- **Problem description**: Your answer should be a single number: the count of lines in the material below that hold "color".

- **Data supplied**:
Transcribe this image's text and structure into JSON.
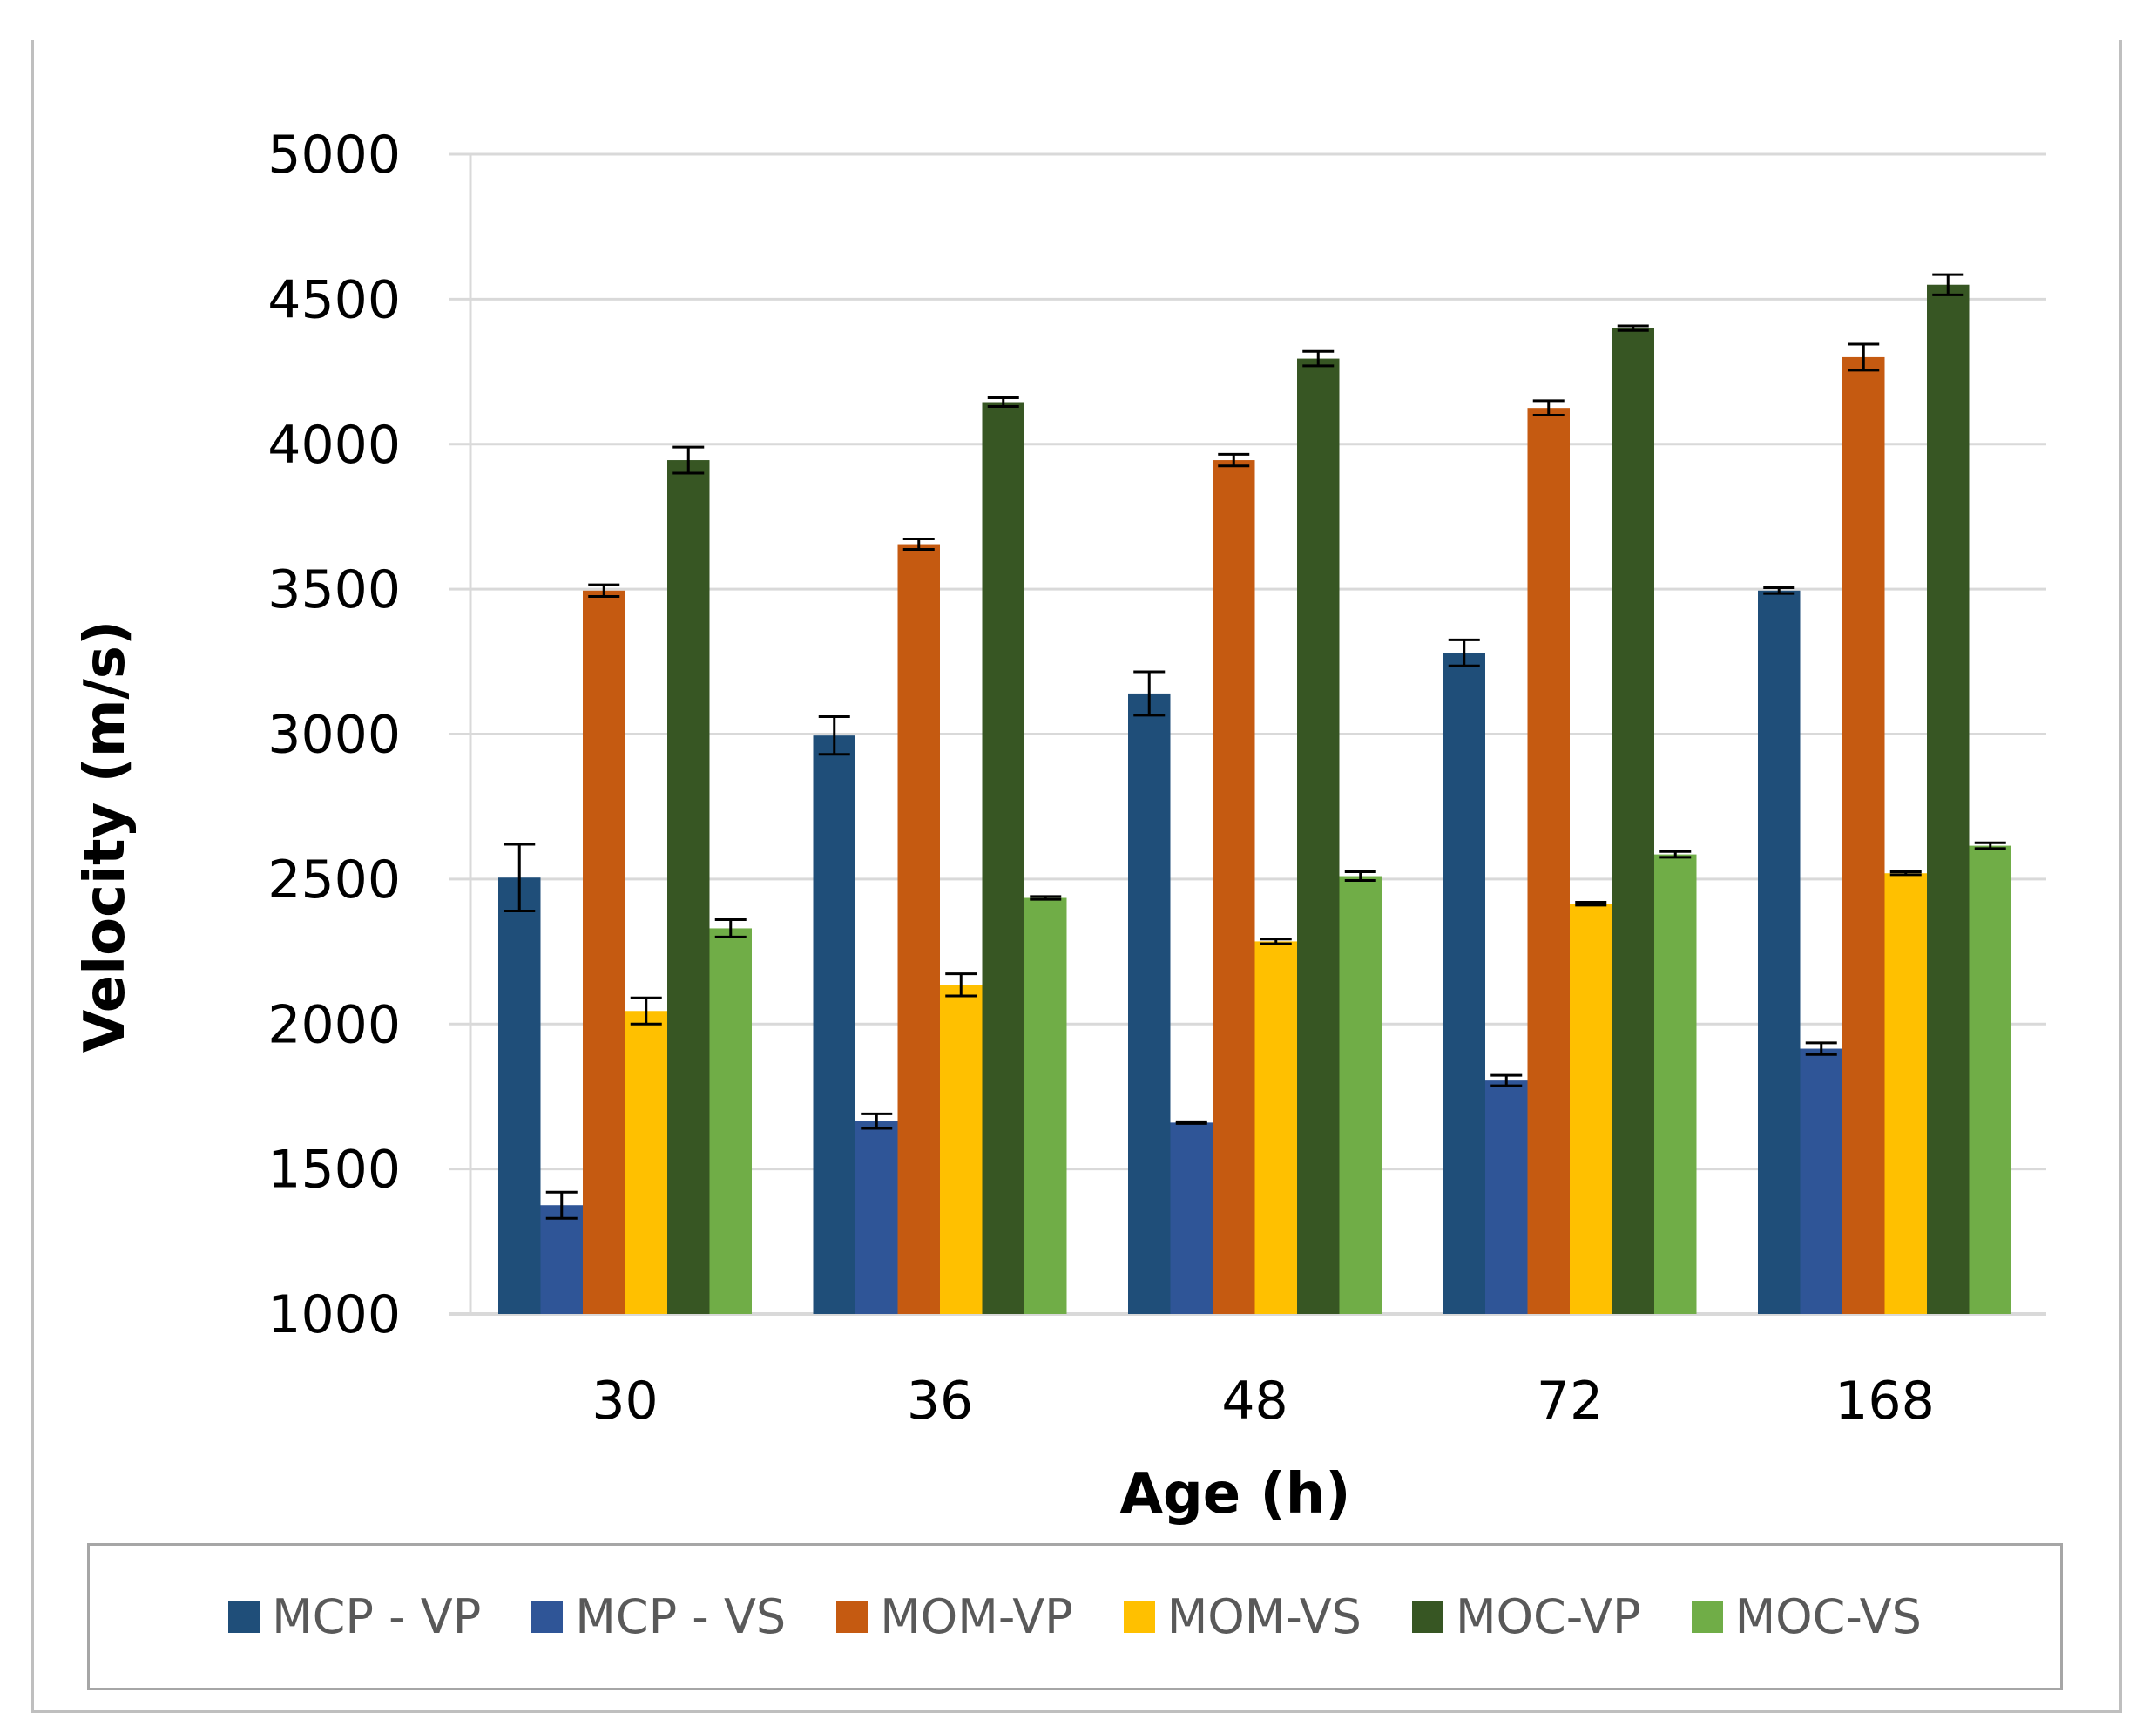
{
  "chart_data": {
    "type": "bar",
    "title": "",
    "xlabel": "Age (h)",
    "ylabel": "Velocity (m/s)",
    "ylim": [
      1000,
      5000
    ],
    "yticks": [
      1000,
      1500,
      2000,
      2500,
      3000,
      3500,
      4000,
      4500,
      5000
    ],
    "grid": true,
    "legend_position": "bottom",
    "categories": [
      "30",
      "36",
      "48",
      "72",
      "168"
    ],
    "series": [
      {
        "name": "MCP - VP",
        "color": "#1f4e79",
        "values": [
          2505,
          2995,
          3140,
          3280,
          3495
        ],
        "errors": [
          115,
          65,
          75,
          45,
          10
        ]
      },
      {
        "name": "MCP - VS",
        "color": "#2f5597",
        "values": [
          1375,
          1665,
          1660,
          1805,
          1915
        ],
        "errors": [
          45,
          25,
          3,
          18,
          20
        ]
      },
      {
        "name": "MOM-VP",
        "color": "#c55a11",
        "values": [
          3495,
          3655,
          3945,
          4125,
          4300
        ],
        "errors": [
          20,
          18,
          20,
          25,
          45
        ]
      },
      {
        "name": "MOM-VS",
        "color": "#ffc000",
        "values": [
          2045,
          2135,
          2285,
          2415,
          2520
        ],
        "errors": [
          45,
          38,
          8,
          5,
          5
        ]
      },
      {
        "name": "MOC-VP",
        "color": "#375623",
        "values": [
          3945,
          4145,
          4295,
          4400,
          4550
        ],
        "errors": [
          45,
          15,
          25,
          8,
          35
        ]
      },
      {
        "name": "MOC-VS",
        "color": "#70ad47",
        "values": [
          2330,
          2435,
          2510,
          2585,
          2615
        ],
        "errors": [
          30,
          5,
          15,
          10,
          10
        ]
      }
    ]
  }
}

- **Problem solution**: 6